#### [PROBLEM STATEMENT]
Look through the lines below and extract any with the word "date".

#### [MATERIAL PROVIDED]
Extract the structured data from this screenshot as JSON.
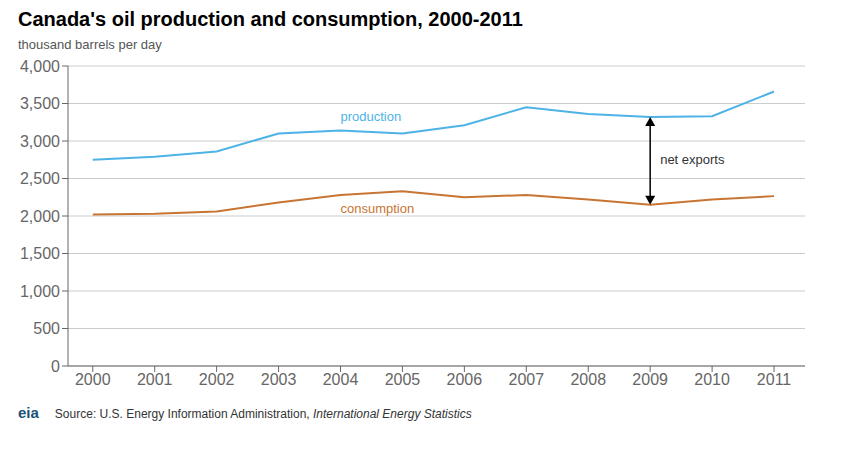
{
  "chart_data": {
    "type": "line",
    "title": "Canada's oil production and consumption, 2000-2011",
    "y_label": "thousand barrels per day",
    "x": [
      2000,
      2001,
      2002,
      2003,
      2004,
      2005,
      2006,
      2007,
      2008,
      2009,
      2010,
      2011
    ],
    "xlim": [
      1999.6,
      2011.5
    ],
    "xticks": [
      2000,
      2001,
      2002,
      2003,
      2004,
      2005,
      2006,
      2007,
      2008,
      2009,
      2010,
      2011
    ],
    "ylim": [
      0,
      4000
    ],
    "yticks": [
      0,
      500,
      {
        "value": 1000,
        "label": "1,000"
      },
      {
        "value": 1500,
        "label": "1,500"
      },
      {
        "value": 2000,
        "label": "2,000"
      },
      {
        "value": 2500,
        "label": "2,500"
      },
      {
        "value": 3000,
        "label": "3,000"
      },
      {
        "value": 3500,
        "label": "3,500"
      },
      {
        "value": 4000,
        "label": "4,000"
      }
    ],
    "grid": true,
    "series": [
      {
        "name": "production",
        "color": "#4db3e6",
        "values": [
          2750,
          2790,
          2860,
          3100,
          3140,
          3100,
          3210,
          3450,
          3360,
          3320,
          3330,
          3660
        ]
      },
      {
        "name": "consumption",
        "color": "#c87533",
        "values": [
          2020,
          2030,
          2060,
          2180,
          2280,
          2330,
          2250,
          2280,
          2220,
          2150,
          2220,
          2265
        ]
      }
    ],
    "annotations": [
      {
        "text": "net exports",
        "x": 2009
      }
    ],
    "source": "Source: U.S. Energy Information Administration, ",
    "source_italic": "International Energy Statistics",
    "logo": "eia"
  }
}
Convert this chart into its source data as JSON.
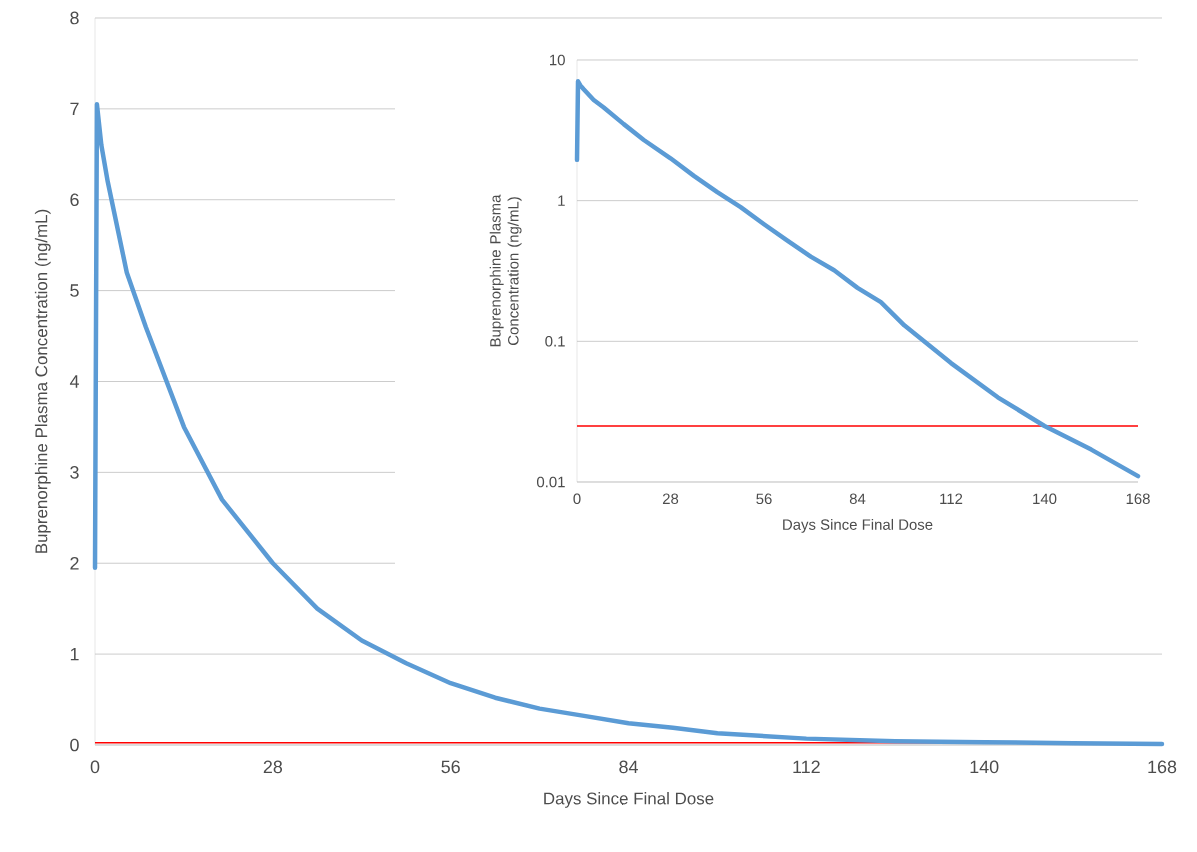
{
  "chart_data": [
    {
      "type": "line",
      "xlabel": "Days Since Final Dose",
      "ylabel": "Buprenorphine Plasma Concentration (ng/mL)",
      "x": [
        0,
        0.3,
        1,
        2,
        5,
        8,
        14,
        20,
        28,
        35,
        42,
        49,
        56,
        63,
        70,
        77,
        84,
        91,
        98,
        112,
        126,
        140,
        154,
        168
      ],
      "series": [
        {
          "color": "#5b9bd5",
          "values": [
            1.95,
            7.05,
            6.6,
            6.2,
            5.2,
            4.6,
            3.5,
            2.7,
            2.0,
            1.5,
            1.15,
            0.9,
            0.68,
            0.52,
            0.4,
            0.32,
            0.24,
            0.19,
            0.13,
            0.07,
            0.04,
            0.03,
            0.02,
            0.01
          ]
        }
      ],
      "xlim": [
        0,
        168
      ],
      "xticks": [
        0,
        28,
        56,
        84,
        112,
        140,
        168
      ],
      "ylim": [
        0,
        8
      ],
      "yticks": [
        0,
        1,
        2,
        3,
        4,
        5,
        6,
        7,
        8
      ],
      "grid": "y",
      "ref_lines": [
        {
          "axis": "y",
          "value": 0.025,
          "color": "#ff0000"
        }
      ]
    },
    {
      "type": "line",
      "xlabel": "Days Since Final Dose",
      "ylabel": "Buprenorphine  Plasma Concentration (ng/mL)",
      "x": [
        0,
        0.3,
        1,
        2,
        5,
        8,
        14,
        20,
        28,
        35,
        42,
        49,
        56,
        63,
        70,
        77,
        84,
        91,
        98,
        112,
        126,
        140,
        154,
        168
      ],
      "series": [
        {
          "color": "#5b9bd5",
          "values": [
            1.95,
            7.05,
            6.6,
            6.2,
            5.2,
            4.6,
            3.5,
            2.7,
            2.0,
            1.5,
            1.15,
            0.9,
            0.68,
            0.52,
            0.4,
            0.32,
            0.24,
            0.19,
            0.13,
            0.07,
            0.04,
            0.025,
            0.017,
            0.011
          ]
        }
      ],
      "xlim": [
        0,
        168
      ],
      "xticks": [
        0,
        28,
        56,
        84,
        112,
        140,
        168
      ],
      "ylim": [
        0.01,
        10
      ],
      "yticks": [
        0.01,
        0.1,
        1,
        10
      ],
      "grid": "y",
      "log": "y",
      "ref_lines": [
        {
          "axis": "y",
          "value": 0.025,
          "color": "#ff0000"
        }
      ]
    }
  ]
}
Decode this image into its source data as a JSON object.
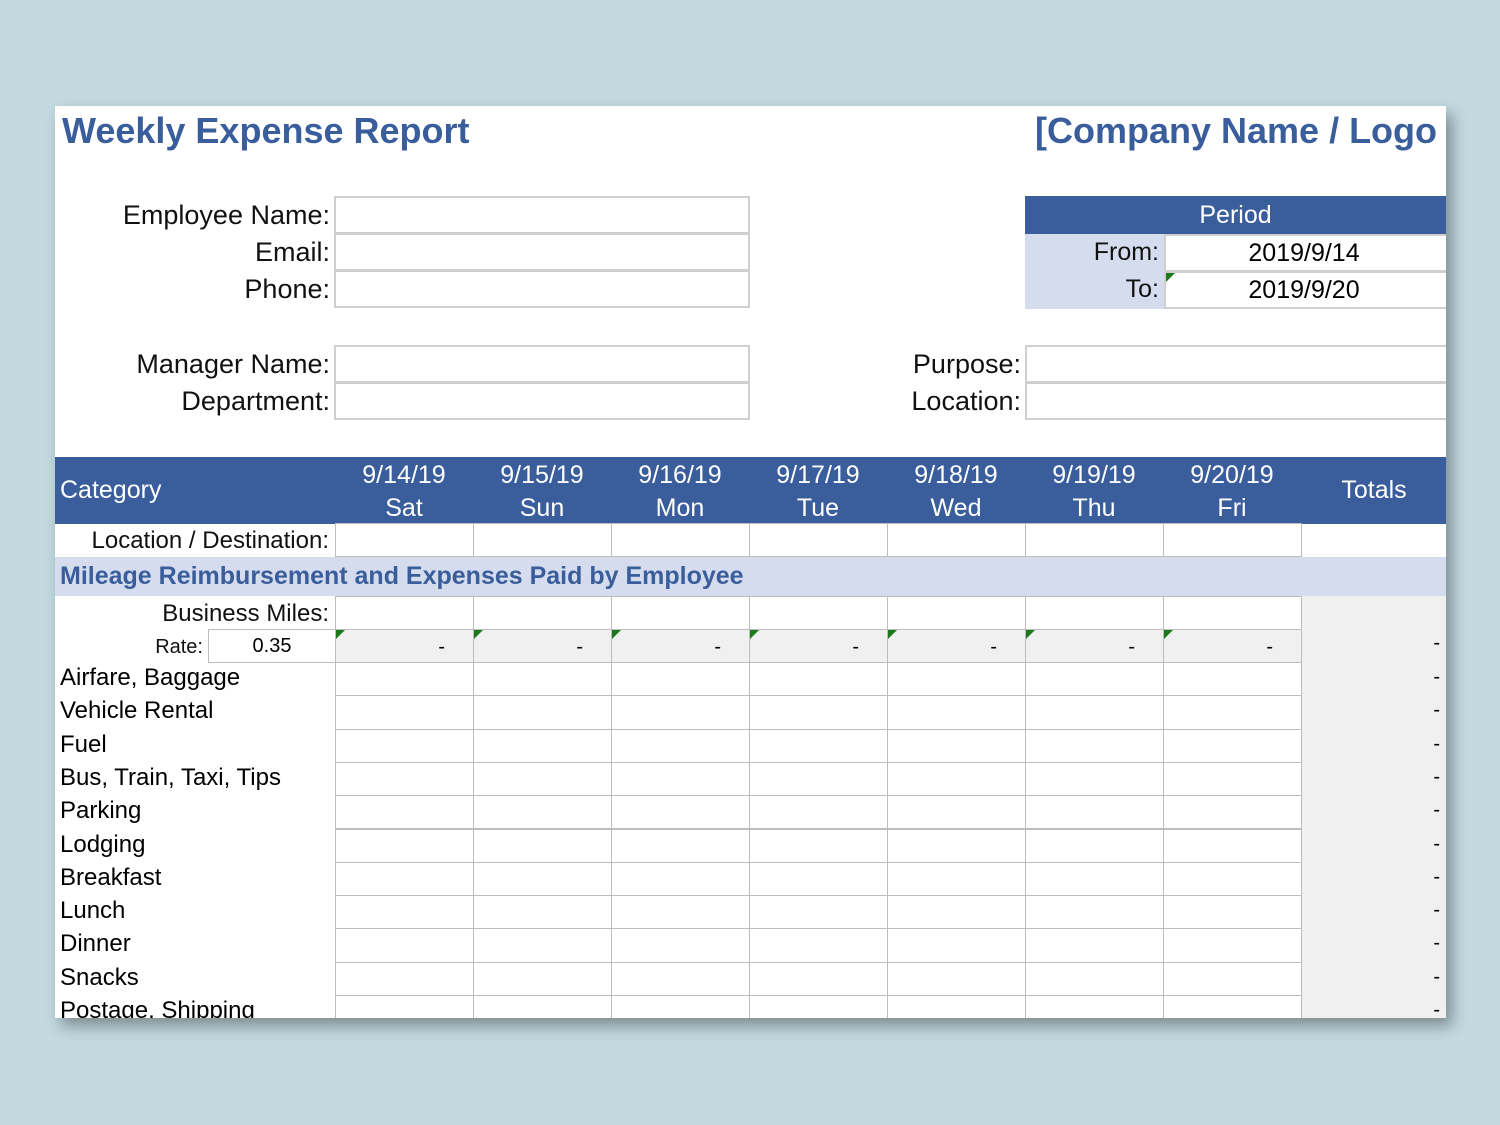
{
  "header": {
    "title": "Weekly Expense Report",
    "company": "[Company Name / Logo"
  },
  "employee": {
    "name_label": "Employee Name:",
    "email_label": "Email:",
    "phone_label": "Phone:",
    "manager_label": "Manager Name:",
    "department_label": "Department:",
    "name": "",
    "email": "",
    "phone": "",
    "manager": "",
    "department": ""
  },
  "period": {
    "title": "Period",
    "from_label": "From:",
    "to_label": "To:",
    "from": "2019/9/14",
    "to": "2019/9/20"
  },
  "trip": {
    "purpose_label": "Purpose:",
    "location_label": "Location:",
    "purpose": "",
    "location": ""
  },
  "table": {
    "category_label": "Category",
    "totals_label": "Totals",
    "days": [
      {
        "date": "9/14/19",
        "day": "Sat"
      },
      {
        "date": "9/15/19",
        "day": "Sun"
      },
      {
        "date": "9/16/19",
        "day": "Mon"
      },
      {
        "date": "9/17/19",
        "day": "Tue"
      },
      {
        "date": "9/18/19",
        "day": "Wed"
      },
      {
        "date": "9/19/19",
        "day": "Thu"
      },
      {
        "date": "9/20/19",
        "day": "Fri"
      }
    ],
    "location_label": "Location / Destination:",
    "section_label": "Mileage Reimbursement and Expenses Paid by Employee",
    "miles_label": "Business Miles:",
    "rate_label": "Rate:",
    "rate": "0.35",
    "mileage_values": [
      "-",
      "-",
      "-",
      "-",
      "-",
      "-",
      "-"
    ],
    "mileage_total": "-",
    "categories": [
      "Airfare, Baggage",
      "Vehicle Rental",
      "Fuel",
      "Bus, Train, Taxi, Tips",
      "Parking",
      "Lodging",
      "Breakfast",
      "Lunch",
      "Dinner",
      "Snacks",
      "Postage, Shipping"
    ],
    "row_total": "-"
  }
}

#### [EXPECTED ANSWER]
        "date": "9/14/19",
        "date": "9/15/19",
        "date": "9/16/19",
        "date": "9/17/19",
        "date": "9/18/19",
        "date": "9/19/19",
        "date": "9/20/19",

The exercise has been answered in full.